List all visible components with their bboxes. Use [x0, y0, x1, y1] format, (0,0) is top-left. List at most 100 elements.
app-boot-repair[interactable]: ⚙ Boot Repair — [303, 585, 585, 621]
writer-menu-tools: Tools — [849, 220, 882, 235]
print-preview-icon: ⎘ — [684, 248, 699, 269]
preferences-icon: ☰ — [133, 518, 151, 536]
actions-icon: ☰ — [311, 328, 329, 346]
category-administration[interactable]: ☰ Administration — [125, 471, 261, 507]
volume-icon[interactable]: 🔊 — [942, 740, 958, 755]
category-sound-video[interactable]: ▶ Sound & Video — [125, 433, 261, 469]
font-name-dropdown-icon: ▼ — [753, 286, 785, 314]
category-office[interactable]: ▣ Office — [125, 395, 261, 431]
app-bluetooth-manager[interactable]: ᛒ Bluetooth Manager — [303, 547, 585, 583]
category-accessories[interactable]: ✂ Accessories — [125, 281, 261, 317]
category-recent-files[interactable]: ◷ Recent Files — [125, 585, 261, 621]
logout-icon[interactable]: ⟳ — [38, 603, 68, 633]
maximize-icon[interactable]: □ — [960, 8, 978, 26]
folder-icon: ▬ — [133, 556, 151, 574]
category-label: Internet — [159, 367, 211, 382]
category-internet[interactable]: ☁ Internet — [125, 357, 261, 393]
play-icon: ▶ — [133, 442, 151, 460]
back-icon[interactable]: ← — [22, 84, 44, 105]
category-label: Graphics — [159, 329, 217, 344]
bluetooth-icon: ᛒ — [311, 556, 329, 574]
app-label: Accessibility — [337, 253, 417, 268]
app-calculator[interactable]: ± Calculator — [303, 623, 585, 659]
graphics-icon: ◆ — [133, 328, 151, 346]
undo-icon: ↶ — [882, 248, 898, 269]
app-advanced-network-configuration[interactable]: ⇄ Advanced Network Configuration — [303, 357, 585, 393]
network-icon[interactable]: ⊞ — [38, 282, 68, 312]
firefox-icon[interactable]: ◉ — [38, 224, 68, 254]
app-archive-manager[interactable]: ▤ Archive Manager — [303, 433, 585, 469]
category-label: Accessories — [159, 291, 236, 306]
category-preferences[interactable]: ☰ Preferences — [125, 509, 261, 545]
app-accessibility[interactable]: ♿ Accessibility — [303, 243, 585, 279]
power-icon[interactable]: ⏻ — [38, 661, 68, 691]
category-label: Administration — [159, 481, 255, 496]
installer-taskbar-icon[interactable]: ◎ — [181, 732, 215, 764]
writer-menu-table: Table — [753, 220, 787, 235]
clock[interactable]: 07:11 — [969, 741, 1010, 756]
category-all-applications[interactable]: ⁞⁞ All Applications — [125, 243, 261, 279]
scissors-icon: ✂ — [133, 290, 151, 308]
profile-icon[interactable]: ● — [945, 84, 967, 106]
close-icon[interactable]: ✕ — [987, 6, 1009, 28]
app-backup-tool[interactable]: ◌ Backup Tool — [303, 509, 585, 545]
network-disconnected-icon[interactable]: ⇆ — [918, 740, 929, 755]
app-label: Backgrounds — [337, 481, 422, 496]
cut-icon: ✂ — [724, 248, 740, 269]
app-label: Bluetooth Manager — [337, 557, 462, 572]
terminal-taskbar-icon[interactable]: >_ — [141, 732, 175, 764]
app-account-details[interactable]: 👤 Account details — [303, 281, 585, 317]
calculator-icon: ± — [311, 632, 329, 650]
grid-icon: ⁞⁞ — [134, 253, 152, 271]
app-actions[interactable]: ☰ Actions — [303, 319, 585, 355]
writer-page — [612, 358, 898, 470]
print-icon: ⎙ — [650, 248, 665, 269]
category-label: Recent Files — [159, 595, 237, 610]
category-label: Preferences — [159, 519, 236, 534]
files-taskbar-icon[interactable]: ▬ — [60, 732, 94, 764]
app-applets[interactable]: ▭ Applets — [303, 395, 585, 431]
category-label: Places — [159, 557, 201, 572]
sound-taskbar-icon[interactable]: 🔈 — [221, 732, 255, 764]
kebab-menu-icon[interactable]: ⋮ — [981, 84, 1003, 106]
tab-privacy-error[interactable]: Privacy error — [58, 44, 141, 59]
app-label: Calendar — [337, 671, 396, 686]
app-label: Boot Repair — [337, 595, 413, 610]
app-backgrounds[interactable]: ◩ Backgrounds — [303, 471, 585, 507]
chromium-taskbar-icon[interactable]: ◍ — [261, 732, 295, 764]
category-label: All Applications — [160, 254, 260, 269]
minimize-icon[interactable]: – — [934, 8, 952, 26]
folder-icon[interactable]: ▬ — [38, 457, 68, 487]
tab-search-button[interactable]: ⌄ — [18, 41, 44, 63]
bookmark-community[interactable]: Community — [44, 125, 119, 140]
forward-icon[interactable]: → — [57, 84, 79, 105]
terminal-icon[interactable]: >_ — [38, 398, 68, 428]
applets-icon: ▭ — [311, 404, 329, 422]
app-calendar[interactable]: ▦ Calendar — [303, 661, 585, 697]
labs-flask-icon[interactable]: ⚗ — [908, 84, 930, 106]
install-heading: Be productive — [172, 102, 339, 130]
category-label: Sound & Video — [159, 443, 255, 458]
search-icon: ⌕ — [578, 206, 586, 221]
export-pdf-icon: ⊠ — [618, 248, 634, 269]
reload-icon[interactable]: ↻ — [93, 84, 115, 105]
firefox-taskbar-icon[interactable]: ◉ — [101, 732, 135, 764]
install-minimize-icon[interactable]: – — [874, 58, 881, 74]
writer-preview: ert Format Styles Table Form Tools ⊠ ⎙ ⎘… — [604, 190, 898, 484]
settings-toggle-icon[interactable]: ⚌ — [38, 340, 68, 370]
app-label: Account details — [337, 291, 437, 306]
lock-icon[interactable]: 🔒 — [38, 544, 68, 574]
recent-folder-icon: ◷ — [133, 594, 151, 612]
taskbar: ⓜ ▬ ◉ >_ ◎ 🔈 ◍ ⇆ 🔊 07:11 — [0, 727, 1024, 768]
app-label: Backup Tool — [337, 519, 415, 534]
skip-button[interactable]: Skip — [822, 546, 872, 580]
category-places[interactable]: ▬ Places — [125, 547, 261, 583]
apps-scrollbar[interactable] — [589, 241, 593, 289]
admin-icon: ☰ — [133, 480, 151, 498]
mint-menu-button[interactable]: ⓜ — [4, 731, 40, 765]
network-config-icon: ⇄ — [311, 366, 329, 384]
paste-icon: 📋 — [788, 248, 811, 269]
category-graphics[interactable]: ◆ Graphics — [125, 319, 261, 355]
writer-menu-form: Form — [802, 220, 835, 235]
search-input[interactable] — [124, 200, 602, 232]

AIM OF THE TASK | Can you reproduce every line of the records above, word for word?

THE RESULT |
List all visible components with their bboxes. Use [x0, y0, x1, y1] format, (0,0) is top-left. List at most 100 elements.
app-boot-repair[interactable]: ⚙ Boot Repair — [303, 585, 585, 621]
writer-menu-tools: Tools — [849, 220, 882, 235]
print-preview-icon: ⎘ — [684, 248, 699, 269]
preferences-icon: ☰ — [133, 518, 151, 536]
actions-icon: ☰ — [311, 328, 329, 346]
category-administration[interactable]: ☰ Administration — [125, 471, 261, 507]
volume-icon[interactable]: 🔊 — [942, 740, 958, 755]
category-sound-video[interactable]: ▶ Sound & Video — [125, 433, 261, 469]
font-name-dropdown-icon: ▼ — [753, 286, 785, 314]
category-office[interactable]: ▣ Office — [125, 395, 261, 431]
app-bluetooth-manager[interactable]: ᛒ Bluetooth Manager — [303, 547, 585, 583]
category-accessories[interactable]: ✂ Accessories — [125, 281, 261, 317]
category-recent-files[interactable]: ◷ Recent Files — [125, 585, 261, 621]
logout-icon[interactable]: ⟳ — [38, 603, 68, 633]
maximize-icon[interactable]: □ — [960, 8, 978, 26]
folder-icon: ▬ — [133, 556, 151, 574]
category-label: Internet — [159, 367, 211, 382]
category-internet[interactable]: ☁ Internet — [125, 357, 261, 393]
play-icon: ▶ — [133, 442, 151, 460]
back-icon[interactable]: ← — [22, 84, 44, 105]
category-label: Graphics — [159, 329, 217, 344]
bluetooth-icon: ᛒ — [311, 556, 329, 574]
app-label: Accessibility — [337, 253, 417, 268]
app-calculator[interactable]: ± Calculator — [303, 623, 585, 659]
graphics-icon: ◆ — [133, 328, 151, 346]
undo-icon: ↶ — [882, 248, 898, 269]
app-advanced-network-configuration[interactable]: ⇄ Advanced Network Configuration — [303, 357, 585, 393]
network-icon[interactable]: ⊞ — [38, 282, 68, 312]
firefox-icon[interactable]: ◉ — [38, 224, 68, 254]
app-archive-manager[interactable]: ▤ Archive Manager — [303, 433, 585, 469]
category-label: Accessories — [159, 291, 236, 306]
category-preferences[interactable]: ☰ Preferences — [125, 509, 261, 545]
app-accessibility[interactable]: ♿ Accessibility — [303, 243, 585, 279]
power-icon[interactable]: ⏻ — [38, 661, 68, 691]
category-label: Administration — [159, 481, 255, 496]
installer-taskbar-icon[interactable]: ◎ — [181, 732, 215, 764]
writer-menu-table: Table — [753, 220, 787, 235]
clock[interactable]: 07:11 — [969, 741, 1010, 756]
category-all-applications[interactable]: ⁞⁞ All Applications — [125, 243, 261, 279]
scissors-icon: ✂ — [133, 290, 151, 308]
profile-icon[interactable]: ● — [945, 84, 967, 106]
close-icon[interactable]: ✕ — [987, 6, 1009, 28]
app-backup-tool[interactable]: ◌ Backup Tool — [303, 509, 585, 545]
network-disconnected-icon[interactable]: ⇆ — [918, 740, 929, 755]
app-label: Backgrounds — [337, 481, 422, 496]
cut-icon: ✂ — [724, 248, 740, 269]
app-label: Bluetooth Manager — [337, 557, 462, 572]
terminal-taskbar-icon[interactable]: >_ — [141, 732, 175, 764]
app-account-details[interactable]: 👤 Account details — [303, 281, 585, 317]
calculator-icon: ± — [311, 632, 329, 650]
grid-icon: ⁞⁞ — [134, 253, 152, 271]
app-actions[interactable]: ☰ Actions — [303, 319, 585, 355]
writer-page — [612, 358, 898, 470]
print-icon: ⎙ — [650, 248, 665, 269]
category-label: Recent Files — [159, 595, 237, 610]
category-label: Preferences — [159, 519, 236, 534]
files-taskbar-icon[interactable]: ▬ — [60, 732, 94, 764]
app-applets[interactable]: ▭ Applets — [303, 395, 585, 431]
category-label: Places — [159, 557, 201, 572]
sound-taskbar-icon[interactable]: 🔈 — [221, 732, 255, 764]
kebab-menu-icon[interactable]: ⋮ — [981, 84, 1003, 106]
tab-privacy-error[interactable]: Privacy error — [58, 44, 141, 59]
app-label: Calendar — [337, 671, 396, 686]
app-label: Boot Repair — [337, 595, 413, 610]
app-backgrounds[interactable]: ◩ Backgrounds — [303, 471, 585, 507]
chromium-taskbar-icon[interactable]: ◍ — [261, 732, 295, 764]
category-label: All Applications — [160, 254, 260, 269]
minimize-icon[interactable]: – — [934, 8, 952, 26]
folder-icon[interactable]: ▬ — [38, 457, 68, 487]
tab-search-button[interactable]: ⌄ — [18, 41, 44, 63]
bookmark-community[interactable]: Community — [44, 125, 119, 140]
forward-icon[interactable]: → — [57, 84, 79, 105]
terminal-icon[interactable]: >_ — [38, 398, 68, 428]
applets-icon: ▭ — [311, 404, 329, 422]
app-calendar[interactable]: ▦ Calendar — [303, 661, 585, 697]
labs-flask-icon[interactable]: ⚗ — [908, 84, 930, 106]
install-heading: Be productive — [172, 102, 339, 130]
category-label: Sound & Video — [159, 443, 255, 458]
search-icon: ⌕ — [578, 206, 586, 221]
export-pdf-icon: ⊠ — [618, 248, 634, 269]
reload-icon[interactable]: ↻ — [93, 84, 115, 105]
firefox-taskbar-icon[interactable]: ◉ — [101, 732, 135, 764]
install-minimize-icon[interactable]: – — [874, 58, 881, 74]
writer-preview: ert Format Styles Table Form Tools ⊠ ⎙ ⎘… — [604, 190, 898, 484]
settings-toggle-icon[interactable]: ⚌ — [38, 340, 68, 370]
app-label: Account details — [337, 291, 437, 306]
lock-icon[interactable]: 🔒 — [38, 544, 68, 574]
recent-folder-icon: ◷ — [133, 594, 151, 612]
taskbar: ⓜ ▬ ◉ >_ ◎ 🔈 ◍ ⇆ 🔊 07:11 — [0, 727, 1024, 768]
app-label: Backup Tool — [337, 519, 415, 534]
skip-button[interactable]: Skip — [822, 546, 872, 580]
category-places[interactable]: ▬ Places — [125, 547, 261, 583]
apps-scrollbar[interactable] — [589, 241, 593, 289]
admin-icon: ☰ — [133, 480, 151, 498]
mint-menu-button[interactable]: ⓜ — [4, 731, 40, 765]
network-config-icon: ⇄ — [311, 366, 329, 384]
paste-icon: 📋 — [788, 248, 811, 269]
category-graphics[interactable]: ◆ Graphics — [125, 319, 261, 355]
writer-menu-form: Form — [802, 220, 835, 235]
search-input[interactable] — [124, 200, 602, 232]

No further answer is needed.